(WHAT TO WORK ON):
The entries are to be returned exactly, with images left out.

(EXTRACTED ENTRIES):
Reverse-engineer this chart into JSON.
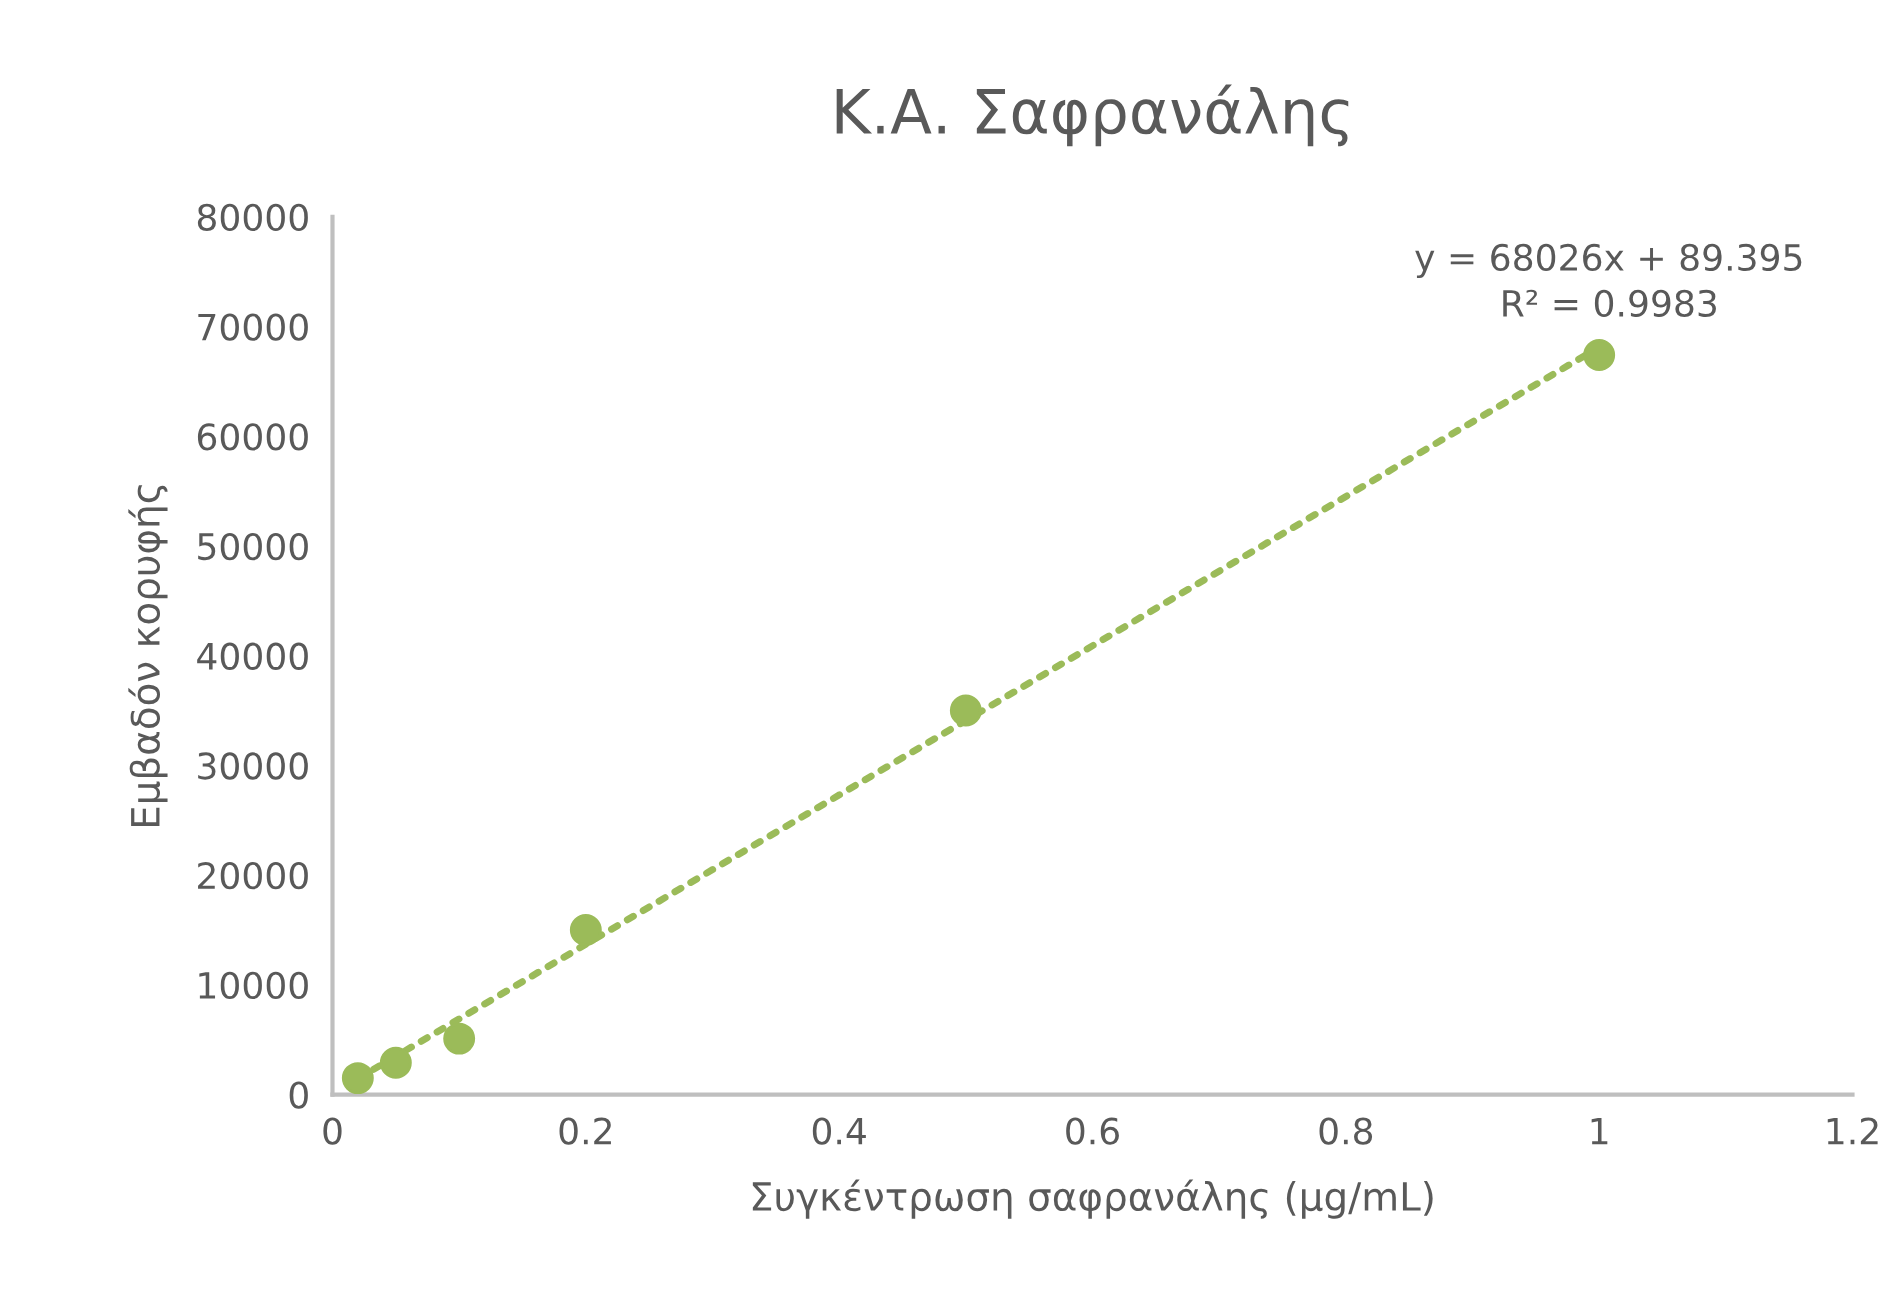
{
  "chart_data": {
    "type": "scatter",
    "title": "Κ.Α. Σαφρανάλης",
    "xlabel": "Συγκέντρωση σαφρανάλης (μg/mL)",
    "ylabel": "Εμβαδόν κορυφής",
    "x": [
      0.02,
      0.05,
      0.1,
      0.2,
      0.5,
      1
    ],
    "series": [
      {
        "color": "#9bbb59",
        "values": [
          1500,
          2900,
          5100,
          15000,
          35000,
          67400
        ],
        "marker": "circle"
      },
      {
        "type": "line",
        "color": "#9bbb59",
        "x": [
          0.02,
          1
        ],
        "values": [
          1450,
          68115
        ],
        "line_style": "dotted",
        "marker": "none"
      }
    ],
    "annotations": [
      "y = 68026x + 89.395\nR² = 0.9983"
    ],
    "xlim": [
      0,
      1.2
    ],
    "xticks": [
      0,
      0.2,
      0.4,
      0.6,
      0.8,
      1,
      1.2
    ],
    "ylim": [
      0,
      80000
    ],
    "yticks": [
      0,
      10000,
      20000,
      30000,
      40000,
      50000,
      60000,
      70000,
      80000
    ],
    "grid": false,
    "legend": false
  }
}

(ANSWER):
Reverse-engineer this chart into JSON.
{
  "chart_data": {
    "type": "scatter",
    "title": "Κ.Α. Σαφρανάλης",
    "xlabel": "Συγκέντρωση σαφρανάλης (μg/mL)",
    "ylabel": "Εμβαδόν κορυφής",
    "x": [
      0.02,
      0.05,
      0.1,
      0.2,
      0.5,
      1
    ],
    "series": [
      {
        "color": "#9bbb59",
        "values": [
          1500,
          2900,
          5100,
          15000,
          35000,
          67400
        ],
        "marker": "circle"
      },
      {
        "type": "line",
        "color": "#9bbb59",
        "x": [
          0.02,
          1
        ],
        "values": [
          1450,
          68115
        ],
        "line_style": "dotted",
        "marker": "none"
      }
    ],
    "annotations": [
      "y = 68026x + 89.395\nR² = 0.9983"
    ],
    "xlim": [
      0,
      1.2
    ],
    "xticks": [
      0,
      0.2,
      0.4,
      0.6,
      0.8,
      1,
      1.2
    ],
    "ylim": [
      0,
      80000
    ],
    "yticks": [
      0,
      10000,
      20000,
      30000,
      40000,
      50000,
      60000,
      70000,
      80000
    ],
    "grid": false,
    "legend": false
  }
}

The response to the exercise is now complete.